What you need to do: Drop every picture, then transcribe the remaining data exactly.

[Rows from a dataset]
= = = = = = =
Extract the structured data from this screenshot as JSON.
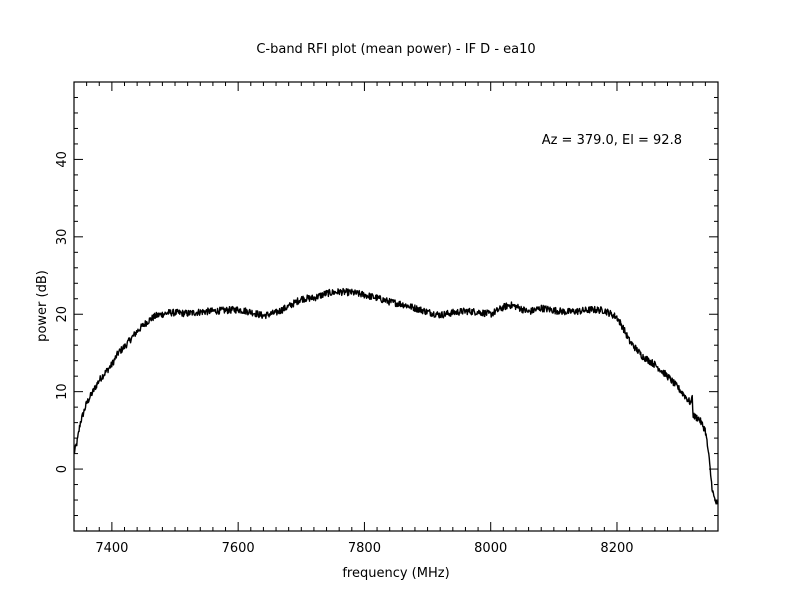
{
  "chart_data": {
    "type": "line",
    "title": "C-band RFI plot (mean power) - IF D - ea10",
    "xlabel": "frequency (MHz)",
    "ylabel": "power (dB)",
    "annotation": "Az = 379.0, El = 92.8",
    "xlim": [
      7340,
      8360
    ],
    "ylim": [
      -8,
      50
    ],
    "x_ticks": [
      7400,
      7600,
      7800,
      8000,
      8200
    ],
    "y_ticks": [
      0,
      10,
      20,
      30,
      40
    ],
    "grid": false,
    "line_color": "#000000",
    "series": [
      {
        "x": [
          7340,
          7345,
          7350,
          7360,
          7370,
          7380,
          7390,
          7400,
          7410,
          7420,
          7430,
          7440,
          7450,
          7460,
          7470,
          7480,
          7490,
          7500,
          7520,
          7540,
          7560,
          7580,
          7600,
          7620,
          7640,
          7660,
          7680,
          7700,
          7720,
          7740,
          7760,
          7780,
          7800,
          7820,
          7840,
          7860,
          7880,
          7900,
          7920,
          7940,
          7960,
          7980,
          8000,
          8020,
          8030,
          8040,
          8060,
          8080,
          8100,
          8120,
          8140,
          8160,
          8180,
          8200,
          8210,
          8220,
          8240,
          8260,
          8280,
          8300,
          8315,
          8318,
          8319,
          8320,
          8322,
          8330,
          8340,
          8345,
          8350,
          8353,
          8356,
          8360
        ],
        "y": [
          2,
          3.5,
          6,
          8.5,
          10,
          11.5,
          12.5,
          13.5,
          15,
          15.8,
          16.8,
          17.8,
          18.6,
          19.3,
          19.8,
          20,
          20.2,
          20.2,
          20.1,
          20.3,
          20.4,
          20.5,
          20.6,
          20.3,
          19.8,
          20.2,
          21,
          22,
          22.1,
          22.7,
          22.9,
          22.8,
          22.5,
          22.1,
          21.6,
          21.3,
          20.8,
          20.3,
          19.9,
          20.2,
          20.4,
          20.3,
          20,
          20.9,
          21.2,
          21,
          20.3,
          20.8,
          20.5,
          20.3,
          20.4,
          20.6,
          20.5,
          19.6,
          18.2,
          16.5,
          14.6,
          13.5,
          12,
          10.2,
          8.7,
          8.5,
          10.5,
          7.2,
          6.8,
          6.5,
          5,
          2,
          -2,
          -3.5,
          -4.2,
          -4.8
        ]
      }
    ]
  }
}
= = = = = = =
Response to the task:
Extract the structured data from this screenshot as JSON.
{
  "chart_data": {
    "type": "line",
    "title": "C-band RFI plot (mean power) - IF D - ea10",
    "xlabel": "frequency (MHz)",
    "ylabel": "power (dB)",
    "annotation": "Az = 379.0, El = 92.8",
    "xlim": [
      7340,
      8360
    ],
    "ylim": [
      -8,
      50
    ],
    "x_ticks": [
      7400,
      7600,
      7800,
      8000,
      8200
    ],
    "y_ticks": [
      0,
      10,
      20,
      30,
      40
    ],
    "grid": false,
    "line_color": "#000000",
    "series": [
      {
        "x": [
          7340,
          7345,
          7350,
          7360,
          7370,
          7380,
          7390,
          7400,
          7410,
          7420,
          7430,
          7440,
          7450,
          7460,
          7470,
          7480,
          7490,
          7500,
          7520,
          7540,
          7560,
          7580,
          7600,
          7620,
          7640,
          7660,
          7680,
          7700,
          7720,
          7740,
          7760,
          7780,
          7800,
          7820,
          7840,
          7860,
          7880,
          7900,
          7920,
          7940,
          7960,
          7980,
          8000,
          8020,
          8030,
          8040,
          8060,
          8080,
          8100,
          8120,
          8140,
          8160,
          8180,
          8200,
          8210,
          8220,
          8240,
          8260,
          8280,
          8300,
          8315,
          8318,
          8319,
          8320,
          8322,
          8330,
          8340,
          8345,
          8350,
          8353,
          8356,
          8360
        ],
        "y": [
          2,
          3.5,
          6,
          8.5,
          10,
          11.5,
          12.5,
          13.5,
          15,
          15.8,
          16.8,
          17.8,
          18.6,
          19.3,
          19.8,
          20,
          20.2,
          20.2,
          20.1,
          20.3,
          20.4,
          20.5,
          20.6,
          20.3,
          19.8,
          20.2,
          21,
          22,
          22.1,
          22.7,
          22.9,
          22.8,
          22.5,
          22.1,
          21.6,
          21.3,
          20.8,
          20.3,
          19.9,
          20.2,
          20.4,
          20.3,
          20,
          20.9,
          21.2,
          21,
          20.3,
          20.8,
          20.5,
          20.3,
          20.4,
          20.6,
          20.5,
          19.6,
          18.2,
          16.5,
          14.6,
          13.5,
          12,
          10.2,
          8.7,
          8.5,
          10.5,
          7.2,
          6.8,
          6.5,
          5,
          2,
          -2,
          -3.5,
          -4.2,
          -4.8
        ]
      }
    ]
  }
}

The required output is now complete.